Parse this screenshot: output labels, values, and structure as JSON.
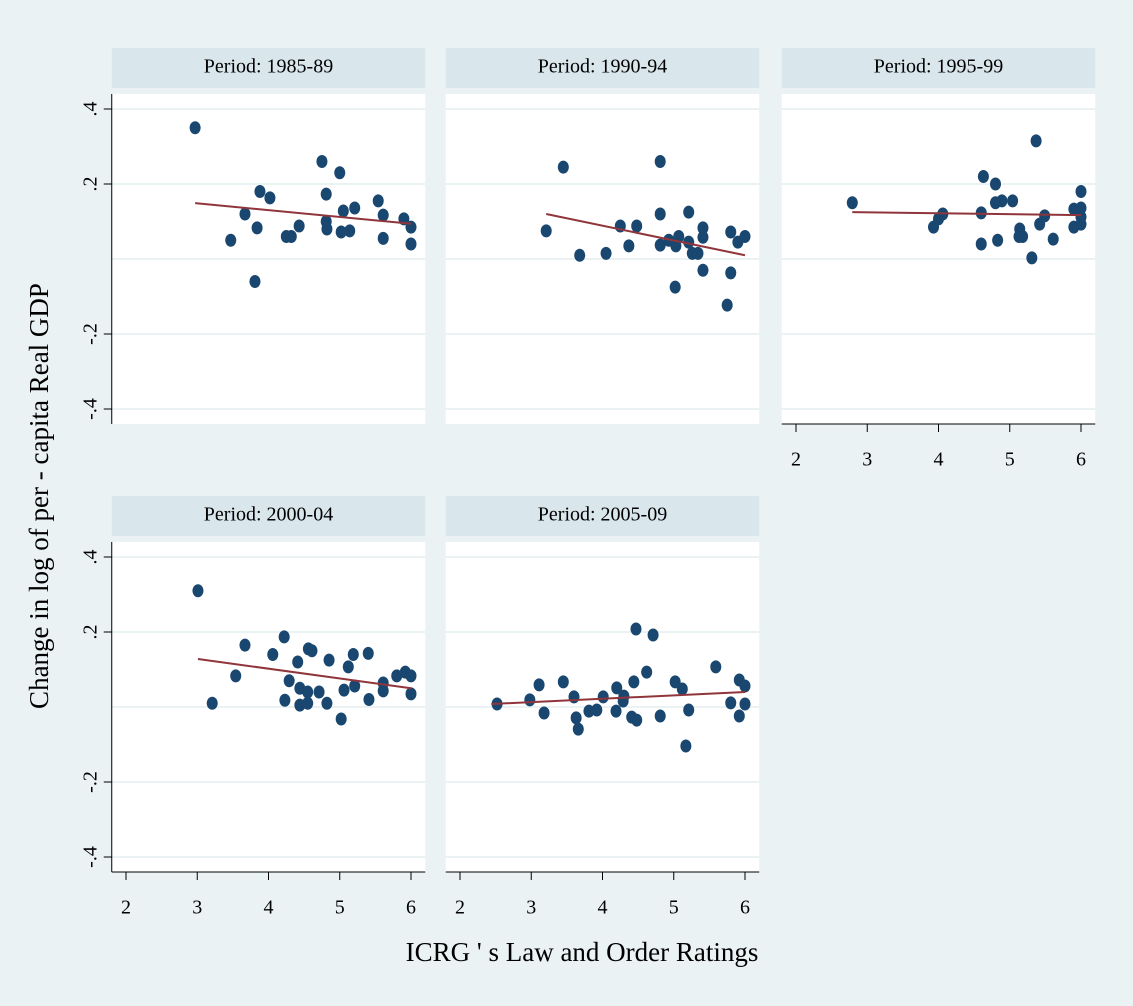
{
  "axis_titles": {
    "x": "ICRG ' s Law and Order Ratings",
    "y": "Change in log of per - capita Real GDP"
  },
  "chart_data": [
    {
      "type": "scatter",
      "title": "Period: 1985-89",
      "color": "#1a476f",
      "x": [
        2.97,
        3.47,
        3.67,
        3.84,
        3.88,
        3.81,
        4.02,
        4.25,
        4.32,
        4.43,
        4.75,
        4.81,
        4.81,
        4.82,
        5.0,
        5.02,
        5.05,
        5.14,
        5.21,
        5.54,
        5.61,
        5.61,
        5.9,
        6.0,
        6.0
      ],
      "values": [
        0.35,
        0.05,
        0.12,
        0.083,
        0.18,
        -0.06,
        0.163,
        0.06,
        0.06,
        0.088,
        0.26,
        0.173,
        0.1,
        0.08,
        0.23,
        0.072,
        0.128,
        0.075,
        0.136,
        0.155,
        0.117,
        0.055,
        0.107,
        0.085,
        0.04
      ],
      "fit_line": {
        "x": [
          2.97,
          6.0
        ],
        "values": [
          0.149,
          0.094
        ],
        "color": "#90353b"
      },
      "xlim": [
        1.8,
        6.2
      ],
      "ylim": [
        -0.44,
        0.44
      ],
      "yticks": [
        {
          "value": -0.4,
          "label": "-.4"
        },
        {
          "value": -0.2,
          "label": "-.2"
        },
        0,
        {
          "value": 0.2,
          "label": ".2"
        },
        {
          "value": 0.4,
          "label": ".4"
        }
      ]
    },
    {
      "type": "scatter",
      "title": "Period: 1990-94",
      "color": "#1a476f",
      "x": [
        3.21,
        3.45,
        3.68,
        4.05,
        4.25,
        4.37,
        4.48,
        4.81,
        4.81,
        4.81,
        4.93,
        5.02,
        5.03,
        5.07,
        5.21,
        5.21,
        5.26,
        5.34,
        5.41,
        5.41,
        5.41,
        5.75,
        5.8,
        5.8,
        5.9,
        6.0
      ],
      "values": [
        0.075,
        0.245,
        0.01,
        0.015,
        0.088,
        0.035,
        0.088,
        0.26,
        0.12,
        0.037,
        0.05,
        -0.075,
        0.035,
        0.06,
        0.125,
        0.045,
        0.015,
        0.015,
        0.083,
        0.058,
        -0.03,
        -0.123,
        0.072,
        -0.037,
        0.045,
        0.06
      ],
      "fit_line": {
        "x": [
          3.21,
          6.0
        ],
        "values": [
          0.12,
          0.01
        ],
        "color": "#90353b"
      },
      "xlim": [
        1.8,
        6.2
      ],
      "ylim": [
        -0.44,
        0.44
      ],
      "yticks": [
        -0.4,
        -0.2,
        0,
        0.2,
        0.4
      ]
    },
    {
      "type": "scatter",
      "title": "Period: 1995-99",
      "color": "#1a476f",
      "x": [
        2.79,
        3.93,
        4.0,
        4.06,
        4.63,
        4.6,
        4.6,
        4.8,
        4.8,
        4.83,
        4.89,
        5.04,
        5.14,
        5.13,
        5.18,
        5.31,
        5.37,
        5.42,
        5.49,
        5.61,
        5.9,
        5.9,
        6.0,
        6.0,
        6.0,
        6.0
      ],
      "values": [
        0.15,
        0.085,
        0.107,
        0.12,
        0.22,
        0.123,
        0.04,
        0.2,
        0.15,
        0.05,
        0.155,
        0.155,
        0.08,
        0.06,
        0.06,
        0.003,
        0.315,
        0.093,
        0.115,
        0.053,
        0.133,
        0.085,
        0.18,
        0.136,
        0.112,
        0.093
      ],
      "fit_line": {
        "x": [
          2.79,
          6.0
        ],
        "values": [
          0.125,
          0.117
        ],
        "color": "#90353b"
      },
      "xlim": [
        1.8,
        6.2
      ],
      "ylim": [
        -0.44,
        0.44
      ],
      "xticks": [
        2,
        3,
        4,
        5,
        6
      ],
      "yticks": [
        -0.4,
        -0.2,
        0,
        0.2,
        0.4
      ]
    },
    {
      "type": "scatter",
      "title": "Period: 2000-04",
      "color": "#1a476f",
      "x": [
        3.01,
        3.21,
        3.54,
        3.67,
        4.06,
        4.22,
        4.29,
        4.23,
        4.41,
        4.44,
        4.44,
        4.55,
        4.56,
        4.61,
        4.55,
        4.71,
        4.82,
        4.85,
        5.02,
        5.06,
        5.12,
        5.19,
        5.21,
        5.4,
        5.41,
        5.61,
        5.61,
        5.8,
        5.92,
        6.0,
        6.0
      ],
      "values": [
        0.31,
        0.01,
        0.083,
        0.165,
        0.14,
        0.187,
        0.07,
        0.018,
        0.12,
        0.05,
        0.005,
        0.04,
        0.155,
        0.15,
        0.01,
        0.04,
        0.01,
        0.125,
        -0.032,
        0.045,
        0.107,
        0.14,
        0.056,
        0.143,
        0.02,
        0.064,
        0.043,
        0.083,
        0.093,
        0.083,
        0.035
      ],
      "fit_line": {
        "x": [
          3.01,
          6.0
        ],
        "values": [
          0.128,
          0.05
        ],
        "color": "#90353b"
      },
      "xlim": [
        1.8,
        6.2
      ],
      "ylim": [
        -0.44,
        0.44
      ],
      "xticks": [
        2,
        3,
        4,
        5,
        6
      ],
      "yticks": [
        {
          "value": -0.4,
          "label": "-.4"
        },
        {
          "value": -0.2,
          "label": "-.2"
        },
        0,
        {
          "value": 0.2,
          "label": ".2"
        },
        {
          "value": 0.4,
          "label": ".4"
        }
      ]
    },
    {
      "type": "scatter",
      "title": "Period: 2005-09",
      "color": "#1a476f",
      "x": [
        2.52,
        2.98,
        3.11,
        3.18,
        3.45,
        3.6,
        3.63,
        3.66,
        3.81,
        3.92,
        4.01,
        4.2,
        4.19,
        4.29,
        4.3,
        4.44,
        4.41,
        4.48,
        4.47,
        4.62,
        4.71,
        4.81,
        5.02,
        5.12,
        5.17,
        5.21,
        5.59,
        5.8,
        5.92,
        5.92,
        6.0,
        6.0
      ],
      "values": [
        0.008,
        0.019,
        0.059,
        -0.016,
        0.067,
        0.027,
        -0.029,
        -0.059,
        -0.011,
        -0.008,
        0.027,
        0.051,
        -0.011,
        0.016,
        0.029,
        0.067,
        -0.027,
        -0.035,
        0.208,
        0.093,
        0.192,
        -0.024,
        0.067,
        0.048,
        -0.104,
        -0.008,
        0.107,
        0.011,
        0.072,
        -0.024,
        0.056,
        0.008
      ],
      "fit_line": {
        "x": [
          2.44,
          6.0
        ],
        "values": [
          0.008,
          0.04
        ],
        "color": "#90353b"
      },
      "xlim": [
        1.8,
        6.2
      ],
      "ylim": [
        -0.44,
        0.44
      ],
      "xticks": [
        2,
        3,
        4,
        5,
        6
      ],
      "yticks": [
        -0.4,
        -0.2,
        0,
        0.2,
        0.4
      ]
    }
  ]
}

.....

▶ To be done:
Copy every record character for character. Skip the pictures.

▶ Task response:
Parse this screenshot: output labels, values, and structure as JSON.
{
  "axis_titles": {
    "x": "ICRG ' s Law and Order Ratings",
    "y": "Change in log of per - capita Real GDP"
  },
  "chart_data": [
    {
      "type": "scatter",
      "title": "Period: 1985-89",
      "color": "#1a476f",
      "x": [
        2.97,
        3.47,
        3.67,
        3.84,
        3.88,
        3.81,
        4.02,
        4.25,
        4.32,
        4.43,
        4.75,
        4.81,
        4.81,
        4.82,
        5.0,
        5.02,
        5.05,
        5.14,
        5.21,
        5.54,
        5.61,
        5.61,
        5.9,
        6.0,
        6.0
      ],
      "values": [
        0.35,
        0.05,
        0.12,
        0.083,
        0.18,
        -0.06,
        0.163,
        0.06,
        0.06,
        0.088,
        0.26,
        0.173,
        0.1,
        0.08,
        0.23,
        0.072,
        0.128,
        0.075,
        0.136,
        0.155,
        0.117,
        0.055,
        0.107,
        0.085,
        0.04
      ],
      "fit_line": {
        "x": [
          2.97,
          6.0
        ],
        "values": [
          0.149,
          0.094
        ],
        "color": "#90353b"
      },
      "xlim": [
        1.8,
        6.2
      ],
      "ylim": [
        -0.44,
        0.44
      ],
      "yticks": [
        {
          "value": -0.4,
          "label": "-.4"
        },
        {
          "value": -0.2,
          "label": "-.2"
        },
        0,
        {
          "value": 0.2,
          "label": ".2"
        },
        {
          "value": 0.4,
          "label": ".4"
        }
      ]
    },
    {
      "type": "scatter",
      "title": "Period: 1990-94",
      "color": "#1a476f",
      "x": [
        3.21,
        3.45,
        3.68,
        4.05,
        4.25,
        4.37,
        4.48,
        4.81,
        4.81,
        4.81,
        4.93,
        5.02,
        5.03,
        5.07,
        5.21,
        5.21,
        5.26,
        5.34,
        5.41,
        5.41,
        5.41,
        5.75,
        5.8,
        5.8,
        5.9,
        6.0
      ],
      "values": [
        0.075,
        0.245,
        0.01,
        0.015,
        0.088,
        0.035,
        0.088,
        0.26,
        0.12,
        0.037,
        0.05,
        -0.075,
        0.035,
        0.06,
        0.125,
        0.045,
        0.015,
        0.015,
        0.083,
        0.058,
        -0.03,
        -0.123,
        0.072,
        -0.037,
        0.045,
        0.06
      ],
      "fit_line": {
        "x": [
          3.21,
          6.0
        ],
        "values": [
          0.12,
          0.01
        ],
        "color": "#90353b"
      },
      "xlim": [
        1.8,
        6.2
      ],
      "ylim": [
        -0.44,
        0.44
      ],
      "yticks": [
        -0.4,
        -0.2,
        0,
        0.2,
        0.4
      ]
    },
    {
      "type": "scatter",
      "title": "Period: 1995-99",
      "color": "#1a476f",
      "x": [
        2.79,
        3.93,
        4.0,
        4.06,
        4.63,
        4.6,
        4.6,
        4.8,
        4.8,
        4.83,
        4.89,
        5.04,
        5.14,
        5.13,
        5.18,
        5.31,
        5.37,
        5.42,
        5.49,
        5.61,
        5.9,
        5.9,
        6.0,
        6.0,
        6.0,
        6.0
      ],
      "values": [
        0.15,
        0.085,
        0.107,
        0.12,
        0.22,
        0.123,
        0.04,
        0.2,
        0.15,
        0.05,
        0.155,
        0.155,
        0.08,
        0.06,
        0.06,
        0.003,
        0.315,
        0.093,
        0.115,
        0.053,
        0.133,
        0.085,
        0.18,
        0.136,
        0.112,
        0.093
      ],
      "fit_line": {
        "x": [
          2.79,
          6.0
        ],
        "values": [
          0.125,
          0.117
        ],
        "color": "#90353b"
      },
      "xlim": [
        1.8,
        6.2
      ],
      "ylim": [
        -0.44,
        0.44
      ],
      "xticks": [
        2,
        3,
        4,
        5,
        6
      ],
      "yticks": [
        -0.4,
        -0.2,
        0,
        0.2,
        0.4
      ]
    },
    {
      "type": "scatter",
      "title": "Period: 2000-04",
      "color": "#1a476f",
      "x": [
        3.01,
        3.21,
        3.54,
        3.67,
        4.06,
        4.22,
        4.29,
        4.23,
        4.41,
        4.44,
        4.44,
        4.55,
        4.56,
        4.61,
        4.55,
        4.71,
        4.82,
        4.85,
        5.02,
        5.06,
        5.12,
        5.19,
        5.21,
        5.4,
        5.41,
        5.61,
        5.61,
        5.8,
        5.92,
        6.0,
        6.0
      ],
      "values": [
        0.31,
        0.01,
        0.083,
        0.165,
        0.14,
        0.187,
        0.07,
        0.018,
        0.12,
        0.05,
        0.005,
        0.04,
        0.155,
        0.15,
        0.01,
        0.04,
        0.01,
        0.125,
        -0.032,
        0.045,
        0.107,
        0.14,
        0.056,
        0.143,
        0.02,
        0.064,
        0.043,
        0.083,
        0.093,
        0.083,
        0.035
      ],
      "fit_line": {
        "x": [
          3.01,
          6.0
        ],
        "values": [
          0.128,
          0.05
        ],
        "color": "#90353b"
      },
      "xlim": [
        1.8,
        6.2
      ],
      "ylim": [
        -0.44,
        0.44
      ],
      "xticks": [
        2,
        3,
        4,
        5,
        6
      ],
      "yticks": [
        {
          "value": -0.4,
          "label": "-.4"
        },
        {
          "value": -0.2,
          "label": "-.2"
        },
        0,
        {
          "value": 0.2,
          "label": ".2"
        },
        {
          "value": 0.4,
          "label": ".4"
        }
      ]
    },
    {
      "type": "scatter",
      "title": "Period: 2005-09",
      "color": "#1a476f",
      "x": [
        2.52,
        2.98,
        3.11,
        3.18,
        3.45,
        3.6,
        3.63,
        3.66,
        3.81,
        3.92,
        4.01,
        4.2,
        4.19,
        4.29,
        4.3,
        4.44,
        4.41,
        4.48,
        4.47,
        4.62,
        4.71,
        4.81,
        5.02,
        5.12,
        5.17,
        5.21,
        5.59,
        5.8,
        5.92,
        5.92,
        6.0,
        6.0
      ],
      "values": [
        0.008,
        0.019,
        0.059,
        -0.016,
        0.067,
        0.027,
        -0.029,
        -0.059,
        -0.011,
        -0.008,
        0.027,
        0.051,
        -0.011,
        0.016,
        0.029,
        0.067,
        -0.027,
        -0.035,
        0.208,
        0.093,
        0.192,
        -0.024,
        0.067,
        0.048,
        -0.104,
        -0.008,
        0.107,
        0.011,
        0.072,
        -0.024,
        0.056,
        0.008
      ],
      "fit_line": {
        "x": [
          2.44,
          6.0
        ],
        "values": [
          0.008,
          0.04
        ],
        "color": "#90353b"
      },
      "xlim": [
        1.8,
        6.2
      ],
      "ylim": [
        -0.44,
        0.44
      ],
      "xticks": [
        2,
        3,
        4,
        5,
        6
      ],
      "yticks": [
        -0.4,
        -0.2,
        0,
        0.2,
        0.4
      ]
    }
  ]
}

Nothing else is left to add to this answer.